Pictures aside, write out every record exactly as it appears.

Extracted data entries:
<<<<
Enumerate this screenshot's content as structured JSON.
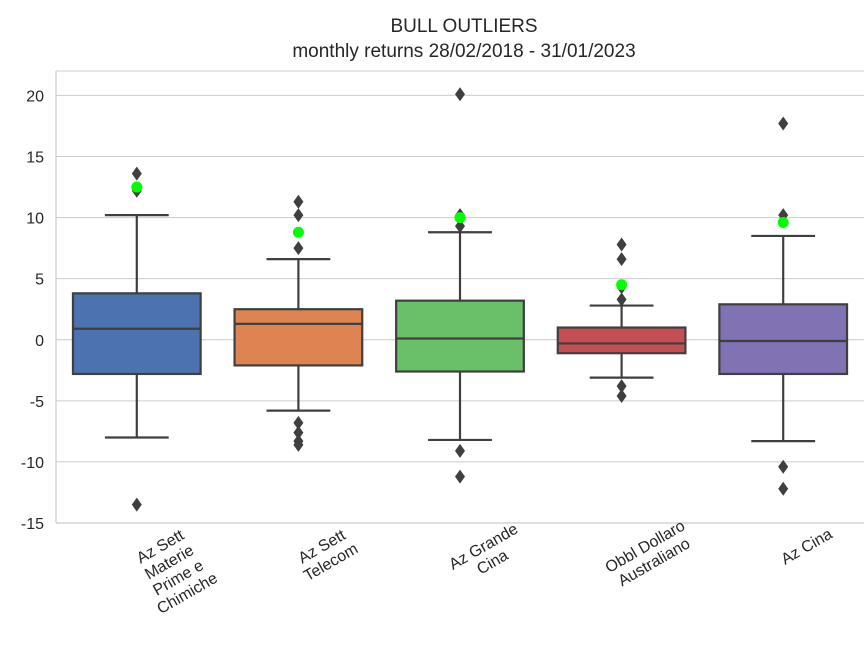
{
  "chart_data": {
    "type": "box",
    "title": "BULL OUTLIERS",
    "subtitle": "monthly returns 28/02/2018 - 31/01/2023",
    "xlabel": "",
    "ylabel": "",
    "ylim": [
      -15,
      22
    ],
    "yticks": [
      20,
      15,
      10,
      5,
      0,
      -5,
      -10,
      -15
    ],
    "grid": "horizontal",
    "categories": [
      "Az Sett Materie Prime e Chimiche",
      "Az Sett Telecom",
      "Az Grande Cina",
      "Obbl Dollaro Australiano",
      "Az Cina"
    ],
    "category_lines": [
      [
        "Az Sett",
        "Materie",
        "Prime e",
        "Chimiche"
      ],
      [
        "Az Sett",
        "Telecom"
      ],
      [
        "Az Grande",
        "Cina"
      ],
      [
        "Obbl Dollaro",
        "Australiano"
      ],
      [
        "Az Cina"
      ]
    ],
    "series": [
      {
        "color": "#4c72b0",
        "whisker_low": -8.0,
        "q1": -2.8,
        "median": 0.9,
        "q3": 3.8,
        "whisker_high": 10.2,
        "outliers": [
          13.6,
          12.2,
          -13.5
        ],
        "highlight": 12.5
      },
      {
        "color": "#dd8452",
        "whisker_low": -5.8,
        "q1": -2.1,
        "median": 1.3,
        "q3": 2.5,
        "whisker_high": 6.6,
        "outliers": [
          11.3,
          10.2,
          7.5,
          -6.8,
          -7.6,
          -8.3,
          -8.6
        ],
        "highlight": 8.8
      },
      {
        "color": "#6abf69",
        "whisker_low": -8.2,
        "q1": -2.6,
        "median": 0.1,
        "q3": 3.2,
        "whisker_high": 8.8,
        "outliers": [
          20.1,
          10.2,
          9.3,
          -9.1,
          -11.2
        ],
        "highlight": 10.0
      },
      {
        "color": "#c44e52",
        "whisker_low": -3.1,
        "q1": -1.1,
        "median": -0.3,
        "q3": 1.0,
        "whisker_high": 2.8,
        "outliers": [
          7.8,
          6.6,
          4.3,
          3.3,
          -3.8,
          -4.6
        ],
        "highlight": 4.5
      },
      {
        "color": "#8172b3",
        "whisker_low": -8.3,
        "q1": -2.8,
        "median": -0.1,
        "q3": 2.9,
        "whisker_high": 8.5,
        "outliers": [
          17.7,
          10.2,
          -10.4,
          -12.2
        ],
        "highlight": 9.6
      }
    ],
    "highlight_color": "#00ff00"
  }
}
>>>>
▶ [Problem solution]:
Enumerate this screenshot's content as structured JSON.
{
  "chart_data": {
    "type": "box",
    "title": "BULL OUTLIERS",
    "subtitle": "monthly returns 28/02/2018 - 31/01/2023",
    "xlabel": "",
    "ylabel": "",
    "ylim": [
      -15,
      22
    ],
    "yticks": [
      20,
      15,
      10,
      5,
      0,
      -5,
      -10,
      -15
    ],
    "grid": "horizontal",
    "categories": [
      "Az Sett Materie Prime e Chimiche",
      "Az Sett Telecom",
      "Az Grande Cina",
      "Obbl Dollaro Australiano",
      "Az Cina"
    ],
    "category_lines": [
      [
        "Az Sett",
        "Materie",
        "Prime e",
        "Chimiche"
      ],
      [
        "Az Sett",
        "Telecom"
      ],
      [
        "Az Grande",
        "Cina"
      ],
      [
        "Obbl Dollaro",
        "Australiano"
      ],
      [
        "Az Cina"
      ]
    ],
    "series": [
      {
        "color": "#4c72b0",
        "whisker_low": -8.0,
        "q1": -2.8,
        "median": 0.9,
        "q3": 3.8,
        "whisker_high": 10.2,
        "outliers": [
          13.6,
          12.2,
          -13.5
        ],
        "highlight": 12.5
      },
      {
        "color": "#dd8452",
        "whisker_low": -5.8,
        "q1": -2.1,
        "median": 1.3,
        "q3": 2.5,
        "whisker_high": 6.6,
        "outliers": [
          11.3,
          10.2,
          7.5,
          -6.8,
          -7.6,
          -8.3,
          -8.6
        ],
        "highlight": 8.8
      },
      {
        "color": "#6abf69",
        "whisker_low": -8.2,
        "q1": -2.6,
        "median": 0.1,
        "q3": 3.2,
        "whisker_high": 8.8,
        "outliers": [
          20.1,
          10.2,
          9.3,
          -9.1,
          -11.2
        ],
        "highlight": 10.0
      },
      {
        "color": "#c44e52",
        "whisker_low": -3.1,
        "q1": -1.1,
        "median": -0.3,
        "q3": 1.0,
        "whisker_high": 2.8,
        "outliers": [
          7.8,
          6.6,
          4.3,
          3.3,
          -3.8,
          -4.6
        ],
        "highlight": 4.5
      },
      {
        "color": "#8172b3",
        "whisker_low": -8.3,
        "q1": -2.8,
        "median": -0.1,
        "q3": 2.9,
        "whisker_high": 8.5,
        "outliers": [
          17.7,
          10.2,
          -10.4,
          -12.2
        ],
        "highlight": 9.6
      }
    ],
    "highlight_color": "#00ff00"
  }
}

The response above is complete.